Problem to work on
Scan the data that follows and count the lines with the string "mean"; answer with the count alone.

Records supplied
^^^^

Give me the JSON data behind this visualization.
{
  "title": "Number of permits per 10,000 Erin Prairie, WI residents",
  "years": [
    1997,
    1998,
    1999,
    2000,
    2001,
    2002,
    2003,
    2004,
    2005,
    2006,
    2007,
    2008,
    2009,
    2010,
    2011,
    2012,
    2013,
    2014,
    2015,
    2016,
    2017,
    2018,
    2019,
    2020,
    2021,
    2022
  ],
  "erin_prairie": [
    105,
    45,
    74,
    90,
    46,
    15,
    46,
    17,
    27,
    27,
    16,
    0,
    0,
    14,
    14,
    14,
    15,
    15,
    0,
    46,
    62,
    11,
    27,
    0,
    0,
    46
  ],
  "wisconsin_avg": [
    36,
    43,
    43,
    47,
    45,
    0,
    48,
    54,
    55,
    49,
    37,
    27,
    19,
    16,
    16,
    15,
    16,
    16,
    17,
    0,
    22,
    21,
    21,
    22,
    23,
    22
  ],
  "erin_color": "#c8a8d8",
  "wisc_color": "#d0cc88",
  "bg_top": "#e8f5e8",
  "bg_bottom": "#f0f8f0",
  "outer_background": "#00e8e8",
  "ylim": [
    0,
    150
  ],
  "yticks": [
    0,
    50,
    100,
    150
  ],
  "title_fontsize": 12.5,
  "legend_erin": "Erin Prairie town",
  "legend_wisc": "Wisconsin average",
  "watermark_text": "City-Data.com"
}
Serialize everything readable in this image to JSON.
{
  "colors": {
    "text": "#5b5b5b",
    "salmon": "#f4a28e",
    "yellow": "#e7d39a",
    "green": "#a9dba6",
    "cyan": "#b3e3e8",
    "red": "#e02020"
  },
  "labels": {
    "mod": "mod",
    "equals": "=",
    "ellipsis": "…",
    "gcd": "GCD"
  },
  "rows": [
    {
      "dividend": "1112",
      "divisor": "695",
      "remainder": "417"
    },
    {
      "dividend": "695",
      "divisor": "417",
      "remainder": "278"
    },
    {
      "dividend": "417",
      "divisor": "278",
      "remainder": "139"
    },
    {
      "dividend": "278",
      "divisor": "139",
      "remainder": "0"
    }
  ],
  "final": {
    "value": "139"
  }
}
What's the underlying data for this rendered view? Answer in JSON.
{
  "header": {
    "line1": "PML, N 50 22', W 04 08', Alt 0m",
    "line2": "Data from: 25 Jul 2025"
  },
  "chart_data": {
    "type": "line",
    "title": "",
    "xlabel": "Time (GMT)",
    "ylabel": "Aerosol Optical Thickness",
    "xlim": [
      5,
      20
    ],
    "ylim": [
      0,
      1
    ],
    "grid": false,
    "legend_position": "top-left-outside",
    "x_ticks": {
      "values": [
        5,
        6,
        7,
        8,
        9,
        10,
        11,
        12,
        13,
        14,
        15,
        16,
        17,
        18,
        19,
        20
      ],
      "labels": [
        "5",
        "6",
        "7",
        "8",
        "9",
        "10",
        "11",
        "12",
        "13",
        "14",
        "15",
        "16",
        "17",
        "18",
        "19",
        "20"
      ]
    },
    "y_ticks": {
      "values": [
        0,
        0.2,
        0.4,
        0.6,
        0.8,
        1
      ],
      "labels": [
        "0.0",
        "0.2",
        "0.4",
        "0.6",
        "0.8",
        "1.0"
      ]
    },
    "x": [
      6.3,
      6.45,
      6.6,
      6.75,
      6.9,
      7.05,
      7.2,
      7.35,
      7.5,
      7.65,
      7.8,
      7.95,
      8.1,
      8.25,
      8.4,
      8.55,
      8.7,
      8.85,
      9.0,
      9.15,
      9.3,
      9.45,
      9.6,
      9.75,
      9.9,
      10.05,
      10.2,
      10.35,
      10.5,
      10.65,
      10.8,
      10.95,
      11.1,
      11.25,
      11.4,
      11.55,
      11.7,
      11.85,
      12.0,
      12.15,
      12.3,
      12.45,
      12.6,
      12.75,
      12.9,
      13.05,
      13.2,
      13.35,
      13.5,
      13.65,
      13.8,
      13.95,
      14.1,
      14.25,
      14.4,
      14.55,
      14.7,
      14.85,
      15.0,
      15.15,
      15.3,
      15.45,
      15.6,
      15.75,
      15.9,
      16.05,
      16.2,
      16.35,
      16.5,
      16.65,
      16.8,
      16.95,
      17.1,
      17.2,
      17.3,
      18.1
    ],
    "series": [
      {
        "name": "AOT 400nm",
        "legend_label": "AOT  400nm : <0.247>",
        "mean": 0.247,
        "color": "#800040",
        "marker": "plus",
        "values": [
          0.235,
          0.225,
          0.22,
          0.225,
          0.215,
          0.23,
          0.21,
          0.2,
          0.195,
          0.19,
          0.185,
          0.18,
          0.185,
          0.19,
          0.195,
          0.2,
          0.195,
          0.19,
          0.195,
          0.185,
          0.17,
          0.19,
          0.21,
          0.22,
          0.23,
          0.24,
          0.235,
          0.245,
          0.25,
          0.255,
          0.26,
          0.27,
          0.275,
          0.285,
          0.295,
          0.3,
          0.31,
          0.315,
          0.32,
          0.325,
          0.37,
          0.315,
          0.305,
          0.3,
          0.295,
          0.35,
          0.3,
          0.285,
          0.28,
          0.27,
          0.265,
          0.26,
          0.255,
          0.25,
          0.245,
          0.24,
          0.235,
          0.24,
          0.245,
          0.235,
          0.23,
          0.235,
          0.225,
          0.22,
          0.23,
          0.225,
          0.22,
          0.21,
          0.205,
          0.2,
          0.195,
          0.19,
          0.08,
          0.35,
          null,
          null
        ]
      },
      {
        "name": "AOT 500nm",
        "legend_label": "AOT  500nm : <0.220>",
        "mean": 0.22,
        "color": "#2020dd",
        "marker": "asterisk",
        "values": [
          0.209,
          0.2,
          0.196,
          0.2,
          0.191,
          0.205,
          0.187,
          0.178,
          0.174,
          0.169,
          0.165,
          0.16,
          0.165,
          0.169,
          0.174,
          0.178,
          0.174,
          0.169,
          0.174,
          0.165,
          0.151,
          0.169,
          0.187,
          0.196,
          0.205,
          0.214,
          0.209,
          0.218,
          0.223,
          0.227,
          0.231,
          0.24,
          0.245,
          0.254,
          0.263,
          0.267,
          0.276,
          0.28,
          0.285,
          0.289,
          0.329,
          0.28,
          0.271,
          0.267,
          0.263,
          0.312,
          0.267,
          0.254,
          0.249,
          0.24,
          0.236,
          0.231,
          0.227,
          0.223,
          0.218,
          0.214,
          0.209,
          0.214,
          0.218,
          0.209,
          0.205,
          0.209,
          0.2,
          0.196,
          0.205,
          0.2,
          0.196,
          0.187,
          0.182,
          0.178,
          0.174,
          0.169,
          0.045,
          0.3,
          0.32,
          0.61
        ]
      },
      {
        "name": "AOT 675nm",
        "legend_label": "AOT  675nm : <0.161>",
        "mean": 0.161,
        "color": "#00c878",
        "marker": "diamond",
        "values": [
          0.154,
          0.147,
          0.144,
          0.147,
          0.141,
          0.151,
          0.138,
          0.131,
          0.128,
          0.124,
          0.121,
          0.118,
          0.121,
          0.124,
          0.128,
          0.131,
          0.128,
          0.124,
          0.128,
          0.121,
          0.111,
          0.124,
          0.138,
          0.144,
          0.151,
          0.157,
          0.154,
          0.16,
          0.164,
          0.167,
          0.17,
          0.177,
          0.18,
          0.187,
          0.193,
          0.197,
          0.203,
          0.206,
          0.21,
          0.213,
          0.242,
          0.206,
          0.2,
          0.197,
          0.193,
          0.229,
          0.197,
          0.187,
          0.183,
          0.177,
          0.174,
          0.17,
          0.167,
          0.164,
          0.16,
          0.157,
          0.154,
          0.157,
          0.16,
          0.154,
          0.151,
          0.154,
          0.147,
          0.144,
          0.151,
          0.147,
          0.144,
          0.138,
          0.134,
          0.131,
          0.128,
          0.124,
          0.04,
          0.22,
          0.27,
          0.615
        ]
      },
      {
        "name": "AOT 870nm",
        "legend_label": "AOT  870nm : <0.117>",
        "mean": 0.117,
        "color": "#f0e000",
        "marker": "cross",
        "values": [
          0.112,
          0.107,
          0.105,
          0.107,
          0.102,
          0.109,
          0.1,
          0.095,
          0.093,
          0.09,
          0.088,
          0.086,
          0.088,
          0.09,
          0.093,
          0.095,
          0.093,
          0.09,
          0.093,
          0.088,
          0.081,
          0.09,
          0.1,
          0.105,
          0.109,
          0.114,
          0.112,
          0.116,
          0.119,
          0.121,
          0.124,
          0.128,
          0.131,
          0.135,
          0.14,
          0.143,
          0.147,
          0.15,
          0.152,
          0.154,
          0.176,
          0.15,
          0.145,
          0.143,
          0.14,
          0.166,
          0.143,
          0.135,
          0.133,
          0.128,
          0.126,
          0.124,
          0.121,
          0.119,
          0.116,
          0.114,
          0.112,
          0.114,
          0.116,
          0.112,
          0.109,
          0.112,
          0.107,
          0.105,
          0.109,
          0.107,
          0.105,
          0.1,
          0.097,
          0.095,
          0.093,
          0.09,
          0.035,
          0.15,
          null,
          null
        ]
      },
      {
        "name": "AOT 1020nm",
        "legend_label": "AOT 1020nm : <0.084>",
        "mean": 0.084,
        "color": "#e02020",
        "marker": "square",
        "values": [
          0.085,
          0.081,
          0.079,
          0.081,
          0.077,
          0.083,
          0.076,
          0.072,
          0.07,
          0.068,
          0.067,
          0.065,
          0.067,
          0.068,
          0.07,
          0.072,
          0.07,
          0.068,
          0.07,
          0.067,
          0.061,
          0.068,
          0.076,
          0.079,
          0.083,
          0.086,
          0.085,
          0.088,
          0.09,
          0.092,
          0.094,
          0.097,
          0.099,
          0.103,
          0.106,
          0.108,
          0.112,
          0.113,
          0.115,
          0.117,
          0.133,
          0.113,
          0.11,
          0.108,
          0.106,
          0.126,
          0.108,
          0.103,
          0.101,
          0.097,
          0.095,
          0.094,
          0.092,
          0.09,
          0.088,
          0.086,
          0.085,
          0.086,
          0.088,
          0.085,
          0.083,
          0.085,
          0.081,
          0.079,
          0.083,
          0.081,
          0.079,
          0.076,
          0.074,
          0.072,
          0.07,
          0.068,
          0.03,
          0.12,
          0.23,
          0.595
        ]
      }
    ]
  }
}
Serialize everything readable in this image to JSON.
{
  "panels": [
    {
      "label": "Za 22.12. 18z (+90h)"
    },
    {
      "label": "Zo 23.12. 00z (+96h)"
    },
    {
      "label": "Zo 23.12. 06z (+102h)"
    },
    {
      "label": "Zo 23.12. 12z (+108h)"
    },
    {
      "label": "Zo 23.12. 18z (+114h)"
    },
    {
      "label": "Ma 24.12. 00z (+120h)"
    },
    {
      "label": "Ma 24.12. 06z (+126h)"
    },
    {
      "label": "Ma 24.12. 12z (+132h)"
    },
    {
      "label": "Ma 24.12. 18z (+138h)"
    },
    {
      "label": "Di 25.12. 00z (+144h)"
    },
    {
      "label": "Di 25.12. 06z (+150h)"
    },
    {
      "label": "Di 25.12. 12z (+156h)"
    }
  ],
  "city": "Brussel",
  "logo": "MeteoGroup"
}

^^^^

Solution
5